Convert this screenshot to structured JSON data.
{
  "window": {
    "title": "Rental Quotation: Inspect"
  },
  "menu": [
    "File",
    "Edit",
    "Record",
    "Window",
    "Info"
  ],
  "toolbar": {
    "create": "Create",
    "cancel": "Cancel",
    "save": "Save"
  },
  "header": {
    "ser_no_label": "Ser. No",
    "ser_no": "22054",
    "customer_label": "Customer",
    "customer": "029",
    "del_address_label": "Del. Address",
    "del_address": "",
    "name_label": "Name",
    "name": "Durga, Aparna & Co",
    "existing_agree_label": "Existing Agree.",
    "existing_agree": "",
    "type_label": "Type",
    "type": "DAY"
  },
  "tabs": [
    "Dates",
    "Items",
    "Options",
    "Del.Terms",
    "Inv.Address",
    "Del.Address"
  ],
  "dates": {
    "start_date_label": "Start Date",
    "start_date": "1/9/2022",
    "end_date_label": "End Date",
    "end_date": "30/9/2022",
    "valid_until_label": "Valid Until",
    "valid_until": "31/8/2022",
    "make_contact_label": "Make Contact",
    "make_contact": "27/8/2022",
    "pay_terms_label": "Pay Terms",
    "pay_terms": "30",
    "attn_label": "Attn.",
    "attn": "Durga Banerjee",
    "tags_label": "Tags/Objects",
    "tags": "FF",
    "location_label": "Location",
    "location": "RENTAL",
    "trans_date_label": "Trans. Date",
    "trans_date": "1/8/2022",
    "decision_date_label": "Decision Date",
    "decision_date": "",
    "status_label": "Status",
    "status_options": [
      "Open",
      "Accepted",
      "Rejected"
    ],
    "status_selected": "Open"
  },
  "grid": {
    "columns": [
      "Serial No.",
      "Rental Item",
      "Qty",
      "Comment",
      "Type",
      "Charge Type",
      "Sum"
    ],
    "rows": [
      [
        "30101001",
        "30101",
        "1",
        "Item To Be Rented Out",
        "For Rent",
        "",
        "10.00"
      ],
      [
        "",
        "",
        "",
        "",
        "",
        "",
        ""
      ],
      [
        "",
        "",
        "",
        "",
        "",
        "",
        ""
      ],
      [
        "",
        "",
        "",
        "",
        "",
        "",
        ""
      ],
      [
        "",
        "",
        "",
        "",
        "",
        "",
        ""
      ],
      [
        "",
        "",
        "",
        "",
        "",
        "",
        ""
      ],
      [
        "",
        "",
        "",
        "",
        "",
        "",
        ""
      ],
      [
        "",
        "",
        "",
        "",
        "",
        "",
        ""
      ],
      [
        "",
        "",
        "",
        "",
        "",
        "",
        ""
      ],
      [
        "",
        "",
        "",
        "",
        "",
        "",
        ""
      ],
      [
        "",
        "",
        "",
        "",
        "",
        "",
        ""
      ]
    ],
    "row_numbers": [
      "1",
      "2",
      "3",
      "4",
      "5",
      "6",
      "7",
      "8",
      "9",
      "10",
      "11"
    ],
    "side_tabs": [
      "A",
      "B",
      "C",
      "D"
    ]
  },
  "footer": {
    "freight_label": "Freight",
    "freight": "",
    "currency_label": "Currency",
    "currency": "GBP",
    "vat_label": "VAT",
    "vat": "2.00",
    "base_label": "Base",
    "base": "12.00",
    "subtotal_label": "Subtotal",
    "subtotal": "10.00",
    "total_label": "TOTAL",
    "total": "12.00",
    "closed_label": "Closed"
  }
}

++++++++

**AIM OF THE EXERCISE**:
Your task is to retype all the records above with nothing left out.

**ANSWER**:
Convert this screenshot to structured JSON data.
{
  "window": {
    "title": "Rental Quotation: Inspect"
  },
  "menu": [
    "File",
    "Edit",
    "Record",
    "Window",
    "Info"
  ],
  "toolbar": {
    "create": "Create",
    "cancel": "Cancel",
    "save": "Save"
  },
  "header": {
    "ser_no_label": "Ser. No",
    "ser_no": "22054",
    "customer_label": "Customer",
    "customer": "029",
    "del_address_label": "Del. Address",
    "del_address": "",
    "name_label": "Name",
    "name": "Durga, Aparna & Co",
    "existing_agree_label": "Existing Agree.",
    "existing_agree": "",
    "type_label": "Type",
    "type": "DAY"
  },
  "tabs": [
    "Dates",
    "Items",
    "Options",
    "Del.Terms",
    "Inv.Address",
    "Del.Address"
  ],
  "dates": {
    "start_date_label": "Start Date",
    "start_date": "1/9/2022",
    "end_date_label": "End Date",
    "end_date": "30/9/2022",
    "valid_until_label": "Valid Until",
    "valid_until": "31/8/2022",
    "make_contact_label": "Make Contact",
    "make_contact": "27/8/2022",
    "pay_terms_label": "Pay Terms",
    "pay_terms": "30",
    "attn_label": "Attn.",
    "attn": "Durga Banerjee",
    "tags_label": "Tags/Objects",
    "tags": "FF",
    "location_label": "Location",
    "location": "RENTAL",
    "trans_date_label": "Trans. Date",
    "trans_date": "1/8/2022",
    "decision_date_label": "Decision Date",
    "decision_date": "",
    "status_label": "Status",
    "status_options": [
      "Open",
      "Accepted",
      "Rejected"
    ],
    "status_selected": "Open"
  },
  "grid": {
    "columns": [
      "Serial No.",
      "Rental Item",
      "Qty",
      "Comment",
      "Type",
      "Charge Type",
      "Sum"
    ],
    "rows": [
      [
        "30101001",
        "30101",
        "1",
        "Item To Be Rented Out",
        "For Rent",
        "",
        "10.00"
      ],
      [
        "",
        "",
        "",
        "",
        "",
        "",
        ""
      ],
      [
        "",
        "",
        "",
        "",
        "",
        "",
        ""
      ],
      [
        "",
        "",
        "",
        "",
        "",
        "",
        ""
      ],
      [
        "",
        "",
        "",
        "",
        "",
        "",
        ""
      ],
      [
        "",
        "",
        "",
        "",
        "",
        "",
        ""
      ],
      [
        "",
        "",
        "",
        "",
        "",
        "",
        ""
      ],
      [
        "",
        "",
        "",
        "",
        "",
        "",
        ""
      ],
      [
        "",
        "",
        "",
        "",
        "",
        "",
        ""
      ],
      [
        "",
        "",
        "",
        "",
        "",
        "",
        ""
      ],
      [
        "",
        "",
        "",
        "",
        "",
        "",
        ""
      ]
    ],
    "row_numbers": [
      "1",
      "2",
      "3",
      "4",
      "5",
      "6",
      "7",
      "8",
      "9",
      "10",
      "11"
    ],
    "side_tabs": [
      "A",
      "B",
      "C",
      "D"
    ]
  },
  "footer": {
    "freight_label": "Freight",
    "freight": "",
    "currency_label": "Currency",
    "currency": "GBP",
    "vat_label": "VAT",
    "vat": "2.00",
    "base_label": "Base",
    "base": "12.00",
    "subtotal_label": "Subtotal",
    "subtotal": "10.00",
    "total_label": "TOTAL",
    "total": "12.00",
    "closed_label": "Closed"
  }
}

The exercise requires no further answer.